◆ DESCRIPTION OF THE TASK
List all lines of the data containing the word "Performance".

====== MATERIAL TO PROCESS ======

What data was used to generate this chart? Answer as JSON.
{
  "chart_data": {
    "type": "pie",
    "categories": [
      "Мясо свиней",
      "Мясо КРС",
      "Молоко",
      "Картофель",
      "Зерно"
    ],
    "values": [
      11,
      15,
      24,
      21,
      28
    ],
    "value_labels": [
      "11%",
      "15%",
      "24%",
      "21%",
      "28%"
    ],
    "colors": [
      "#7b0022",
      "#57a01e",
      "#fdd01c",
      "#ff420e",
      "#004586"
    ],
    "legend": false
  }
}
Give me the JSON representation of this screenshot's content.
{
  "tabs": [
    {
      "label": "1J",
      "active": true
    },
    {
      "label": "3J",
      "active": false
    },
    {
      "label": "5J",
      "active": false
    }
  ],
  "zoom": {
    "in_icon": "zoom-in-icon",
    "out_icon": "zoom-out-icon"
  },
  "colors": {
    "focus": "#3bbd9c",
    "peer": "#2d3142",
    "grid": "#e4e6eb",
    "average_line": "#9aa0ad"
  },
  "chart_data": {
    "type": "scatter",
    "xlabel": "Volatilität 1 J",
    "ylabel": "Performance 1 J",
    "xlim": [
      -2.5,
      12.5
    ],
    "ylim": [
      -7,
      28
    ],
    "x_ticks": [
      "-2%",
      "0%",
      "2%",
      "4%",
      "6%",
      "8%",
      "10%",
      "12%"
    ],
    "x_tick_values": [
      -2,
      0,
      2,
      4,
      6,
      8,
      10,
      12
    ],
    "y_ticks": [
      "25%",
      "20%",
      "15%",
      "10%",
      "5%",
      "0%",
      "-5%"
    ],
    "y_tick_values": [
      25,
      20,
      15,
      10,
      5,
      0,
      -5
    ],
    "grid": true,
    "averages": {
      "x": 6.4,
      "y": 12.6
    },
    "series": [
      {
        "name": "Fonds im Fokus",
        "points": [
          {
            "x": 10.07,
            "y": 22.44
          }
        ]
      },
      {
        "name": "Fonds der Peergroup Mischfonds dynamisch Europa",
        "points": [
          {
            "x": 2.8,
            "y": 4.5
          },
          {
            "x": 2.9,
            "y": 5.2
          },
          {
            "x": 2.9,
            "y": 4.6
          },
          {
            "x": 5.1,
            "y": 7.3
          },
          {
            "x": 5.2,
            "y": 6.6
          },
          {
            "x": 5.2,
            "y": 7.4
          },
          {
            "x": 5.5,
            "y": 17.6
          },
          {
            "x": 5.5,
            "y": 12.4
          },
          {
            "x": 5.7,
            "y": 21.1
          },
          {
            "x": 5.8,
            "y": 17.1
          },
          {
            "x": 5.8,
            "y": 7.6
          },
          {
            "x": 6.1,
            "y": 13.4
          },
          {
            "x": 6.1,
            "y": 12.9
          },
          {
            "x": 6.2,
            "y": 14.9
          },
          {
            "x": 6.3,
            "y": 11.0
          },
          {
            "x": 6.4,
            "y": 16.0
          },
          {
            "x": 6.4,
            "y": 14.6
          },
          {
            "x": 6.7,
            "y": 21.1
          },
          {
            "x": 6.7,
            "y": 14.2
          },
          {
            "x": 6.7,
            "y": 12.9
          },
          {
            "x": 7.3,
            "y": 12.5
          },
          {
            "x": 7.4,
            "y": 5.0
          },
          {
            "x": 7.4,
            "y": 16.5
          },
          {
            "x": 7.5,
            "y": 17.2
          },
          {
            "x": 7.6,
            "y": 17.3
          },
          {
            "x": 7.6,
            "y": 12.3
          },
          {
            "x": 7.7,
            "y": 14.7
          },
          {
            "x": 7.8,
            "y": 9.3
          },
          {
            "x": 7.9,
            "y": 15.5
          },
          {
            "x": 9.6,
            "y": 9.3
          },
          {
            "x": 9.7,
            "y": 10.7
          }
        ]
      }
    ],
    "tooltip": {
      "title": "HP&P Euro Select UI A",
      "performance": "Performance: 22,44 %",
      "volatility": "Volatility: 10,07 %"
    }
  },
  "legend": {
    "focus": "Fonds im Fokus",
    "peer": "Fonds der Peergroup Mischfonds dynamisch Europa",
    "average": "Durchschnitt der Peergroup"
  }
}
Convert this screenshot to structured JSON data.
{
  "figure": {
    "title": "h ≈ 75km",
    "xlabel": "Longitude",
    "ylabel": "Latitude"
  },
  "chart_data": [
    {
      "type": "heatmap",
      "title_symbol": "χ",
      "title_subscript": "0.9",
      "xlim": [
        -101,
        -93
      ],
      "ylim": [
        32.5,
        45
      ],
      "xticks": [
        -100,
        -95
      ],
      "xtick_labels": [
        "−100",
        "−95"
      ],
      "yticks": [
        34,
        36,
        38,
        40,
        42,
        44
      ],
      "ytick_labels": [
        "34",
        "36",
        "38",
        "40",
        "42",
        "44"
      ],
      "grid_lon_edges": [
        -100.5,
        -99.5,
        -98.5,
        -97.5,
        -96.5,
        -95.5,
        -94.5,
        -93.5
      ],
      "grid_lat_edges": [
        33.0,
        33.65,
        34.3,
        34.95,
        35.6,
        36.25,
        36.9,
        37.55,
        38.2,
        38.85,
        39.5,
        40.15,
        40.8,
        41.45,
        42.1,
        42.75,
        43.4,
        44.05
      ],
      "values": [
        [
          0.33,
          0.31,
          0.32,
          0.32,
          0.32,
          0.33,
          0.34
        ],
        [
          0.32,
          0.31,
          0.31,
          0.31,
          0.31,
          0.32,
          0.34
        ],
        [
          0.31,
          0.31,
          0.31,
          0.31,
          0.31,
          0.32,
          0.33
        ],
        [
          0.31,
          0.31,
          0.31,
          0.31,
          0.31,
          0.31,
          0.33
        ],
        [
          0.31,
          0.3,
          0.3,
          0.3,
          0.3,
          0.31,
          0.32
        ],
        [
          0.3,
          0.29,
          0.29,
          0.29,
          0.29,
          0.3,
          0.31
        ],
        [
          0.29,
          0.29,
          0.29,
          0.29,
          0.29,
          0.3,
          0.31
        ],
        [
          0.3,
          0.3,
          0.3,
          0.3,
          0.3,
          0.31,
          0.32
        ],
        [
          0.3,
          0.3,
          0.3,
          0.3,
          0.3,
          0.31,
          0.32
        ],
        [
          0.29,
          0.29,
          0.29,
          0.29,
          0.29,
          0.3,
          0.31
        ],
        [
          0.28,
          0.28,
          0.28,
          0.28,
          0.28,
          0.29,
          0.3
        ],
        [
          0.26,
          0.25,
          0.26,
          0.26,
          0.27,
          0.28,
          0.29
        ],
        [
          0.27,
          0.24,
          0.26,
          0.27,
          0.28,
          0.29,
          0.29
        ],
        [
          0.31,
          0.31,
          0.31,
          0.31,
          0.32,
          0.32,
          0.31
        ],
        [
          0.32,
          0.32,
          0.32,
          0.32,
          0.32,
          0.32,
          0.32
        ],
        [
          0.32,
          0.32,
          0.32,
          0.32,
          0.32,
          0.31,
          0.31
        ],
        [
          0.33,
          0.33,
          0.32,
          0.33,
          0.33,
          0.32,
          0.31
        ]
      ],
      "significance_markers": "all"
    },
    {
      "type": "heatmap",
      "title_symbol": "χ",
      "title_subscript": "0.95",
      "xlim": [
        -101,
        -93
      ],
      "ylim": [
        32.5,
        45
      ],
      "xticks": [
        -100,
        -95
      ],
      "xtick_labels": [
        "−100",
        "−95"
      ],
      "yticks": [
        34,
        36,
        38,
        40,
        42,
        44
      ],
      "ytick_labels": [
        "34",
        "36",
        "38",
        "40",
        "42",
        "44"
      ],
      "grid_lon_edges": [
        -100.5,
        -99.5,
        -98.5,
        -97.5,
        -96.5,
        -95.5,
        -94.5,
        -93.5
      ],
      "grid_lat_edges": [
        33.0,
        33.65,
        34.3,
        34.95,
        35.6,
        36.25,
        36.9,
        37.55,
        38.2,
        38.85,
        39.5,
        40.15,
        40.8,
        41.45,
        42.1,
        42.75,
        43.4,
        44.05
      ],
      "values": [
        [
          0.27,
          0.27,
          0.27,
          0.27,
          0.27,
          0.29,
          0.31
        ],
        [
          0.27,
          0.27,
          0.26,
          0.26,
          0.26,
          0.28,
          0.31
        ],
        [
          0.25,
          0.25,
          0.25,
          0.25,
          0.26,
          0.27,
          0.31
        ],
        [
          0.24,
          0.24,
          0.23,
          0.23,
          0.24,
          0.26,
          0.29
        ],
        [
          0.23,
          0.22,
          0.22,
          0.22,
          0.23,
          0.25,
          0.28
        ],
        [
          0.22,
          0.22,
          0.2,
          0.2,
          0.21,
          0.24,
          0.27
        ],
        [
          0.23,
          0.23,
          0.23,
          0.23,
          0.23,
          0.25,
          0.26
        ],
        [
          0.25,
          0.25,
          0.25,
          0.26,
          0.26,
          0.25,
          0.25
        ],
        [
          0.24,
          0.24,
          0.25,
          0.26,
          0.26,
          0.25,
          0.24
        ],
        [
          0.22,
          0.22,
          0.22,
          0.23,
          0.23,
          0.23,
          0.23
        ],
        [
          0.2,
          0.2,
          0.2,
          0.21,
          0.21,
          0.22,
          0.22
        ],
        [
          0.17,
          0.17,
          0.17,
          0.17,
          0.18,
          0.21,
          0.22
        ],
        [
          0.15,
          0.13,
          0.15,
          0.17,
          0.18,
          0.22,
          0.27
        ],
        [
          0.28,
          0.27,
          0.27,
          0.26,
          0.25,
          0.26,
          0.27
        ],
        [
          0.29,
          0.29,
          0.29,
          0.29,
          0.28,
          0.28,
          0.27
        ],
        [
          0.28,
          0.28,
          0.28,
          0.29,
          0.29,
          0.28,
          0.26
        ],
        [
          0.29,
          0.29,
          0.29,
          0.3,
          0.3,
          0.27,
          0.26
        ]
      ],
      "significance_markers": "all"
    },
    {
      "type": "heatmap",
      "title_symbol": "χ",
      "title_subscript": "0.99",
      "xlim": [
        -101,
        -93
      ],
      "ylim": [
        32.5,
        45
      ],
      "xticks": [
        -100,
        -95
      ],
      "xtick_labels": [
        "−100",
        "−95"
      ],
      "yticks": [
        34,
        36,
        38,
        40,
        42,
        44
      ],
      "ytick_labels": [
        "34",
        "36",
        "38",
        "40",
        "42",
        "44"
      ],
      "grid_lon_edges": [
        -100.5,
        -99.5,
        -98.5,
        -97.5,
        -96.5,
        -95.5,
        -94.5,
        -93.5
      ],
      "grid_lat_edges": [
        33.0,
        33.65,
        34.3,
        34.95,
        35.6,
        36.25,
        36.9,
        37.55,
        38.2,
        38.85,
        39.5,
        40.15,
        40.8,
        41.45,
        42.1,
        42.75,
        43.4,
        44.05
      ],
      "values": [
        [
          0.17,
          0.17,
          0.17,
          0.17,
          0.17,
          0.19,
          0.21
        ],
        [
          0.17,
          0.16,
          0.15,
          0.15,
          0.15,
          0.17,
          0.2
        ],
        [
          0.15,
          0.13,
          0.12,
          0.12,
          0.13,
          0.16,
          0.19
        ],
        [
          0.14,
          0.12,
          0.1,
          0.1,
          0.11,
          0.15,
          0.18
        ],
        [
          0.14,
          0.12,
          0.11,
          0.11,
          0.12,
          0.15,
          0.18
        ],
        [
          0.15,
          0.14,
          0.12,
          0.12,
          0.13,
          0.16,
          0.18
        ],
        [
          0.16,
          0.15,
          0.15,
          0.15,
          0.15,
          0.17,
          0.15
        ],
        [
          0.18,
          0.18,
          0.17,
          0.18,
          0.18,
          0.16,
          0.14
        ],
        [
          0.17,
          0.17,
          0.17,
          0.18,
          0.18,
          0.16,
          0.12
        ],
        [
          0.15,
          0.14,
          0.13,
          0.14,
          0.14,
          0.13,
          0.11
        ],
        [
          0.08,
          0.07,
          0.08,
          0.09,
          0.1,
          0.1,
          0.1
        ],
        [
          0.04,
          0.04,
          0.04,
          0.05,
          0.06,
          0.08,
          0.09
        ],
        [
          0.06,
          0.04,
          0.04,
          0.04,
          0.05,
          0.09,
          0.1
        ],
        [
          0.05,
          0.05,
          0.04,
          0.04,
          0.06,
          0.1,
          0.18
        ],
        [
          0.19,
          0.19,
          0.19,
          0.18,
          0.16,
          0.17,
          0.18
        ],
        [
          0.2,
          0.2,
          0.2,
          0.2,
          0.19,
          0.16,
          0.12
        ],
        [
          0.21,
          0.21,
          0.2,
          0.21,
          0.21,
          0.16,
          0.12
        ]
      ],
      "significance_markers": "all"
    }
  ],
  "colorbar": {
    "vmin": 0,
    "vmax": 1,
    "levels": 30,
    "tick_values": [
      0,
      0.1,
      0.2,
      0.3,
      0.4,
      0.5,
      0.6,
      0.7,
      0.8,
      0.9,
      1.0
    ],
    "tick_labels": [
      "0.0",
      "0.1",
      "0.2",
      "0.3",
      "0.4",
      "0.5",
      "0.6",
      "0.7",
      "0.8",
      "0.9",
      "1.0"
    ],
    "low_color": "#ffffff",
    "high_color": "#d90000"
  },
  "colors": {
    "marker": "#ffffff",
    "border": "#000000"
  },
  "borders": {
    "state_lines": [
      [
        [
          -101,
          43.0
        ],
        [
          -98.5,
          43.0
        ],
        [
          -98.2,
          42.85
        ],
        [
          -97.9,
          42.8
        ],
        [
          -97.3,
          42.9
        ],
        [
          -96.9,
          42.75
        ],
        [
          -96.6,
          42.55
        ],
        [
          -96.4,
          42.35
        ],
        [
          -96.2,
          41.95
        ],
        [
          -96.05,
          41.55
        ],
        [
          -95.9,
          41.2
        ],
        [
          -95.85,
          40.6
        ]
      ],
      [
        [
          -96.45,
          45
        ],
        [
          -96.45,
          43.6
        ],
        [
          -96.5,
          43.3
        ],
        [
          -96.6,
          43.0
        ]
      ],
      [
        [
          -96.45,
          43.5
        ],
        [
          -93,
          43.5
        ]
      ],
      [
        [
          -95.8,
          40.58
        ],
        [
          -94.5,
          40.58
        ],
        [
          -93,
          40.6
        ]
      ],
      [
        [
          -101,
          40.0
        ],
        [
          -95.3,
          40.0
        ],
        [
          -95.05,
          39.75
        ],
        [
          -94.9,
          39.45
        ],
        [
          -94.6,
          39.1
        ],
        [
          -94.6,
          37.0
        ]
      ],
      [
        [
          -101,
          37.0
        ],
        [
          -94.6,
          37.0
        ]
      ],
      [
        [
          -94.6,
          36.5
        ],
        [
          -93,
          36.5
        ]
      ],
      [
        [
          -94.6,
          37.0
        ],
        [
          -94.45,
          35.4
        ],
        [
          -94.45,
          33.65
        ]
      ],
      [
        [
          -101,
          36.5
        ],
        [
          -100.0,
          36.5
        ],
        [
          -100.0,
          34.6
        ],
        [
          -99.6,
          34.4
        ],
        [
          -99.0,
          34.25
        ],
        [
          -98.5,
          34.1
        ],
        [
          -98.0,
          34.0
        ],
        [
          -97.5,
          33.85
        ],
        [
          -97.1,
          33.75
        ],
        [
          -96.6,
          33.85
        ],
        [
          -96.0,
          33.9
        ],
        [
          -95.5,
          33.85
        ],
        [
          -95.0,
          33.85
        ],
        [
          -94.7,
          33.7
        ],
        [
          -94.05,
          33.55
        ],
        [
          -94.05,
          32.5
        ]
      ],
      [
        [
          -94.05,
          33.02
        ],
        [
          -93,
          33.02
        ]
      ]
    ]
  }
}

======

◆ RESPONSE TO THE EXERCISE
    "ylabel": "Performance 1 J",
      "performance": "Performance: 22,44 %",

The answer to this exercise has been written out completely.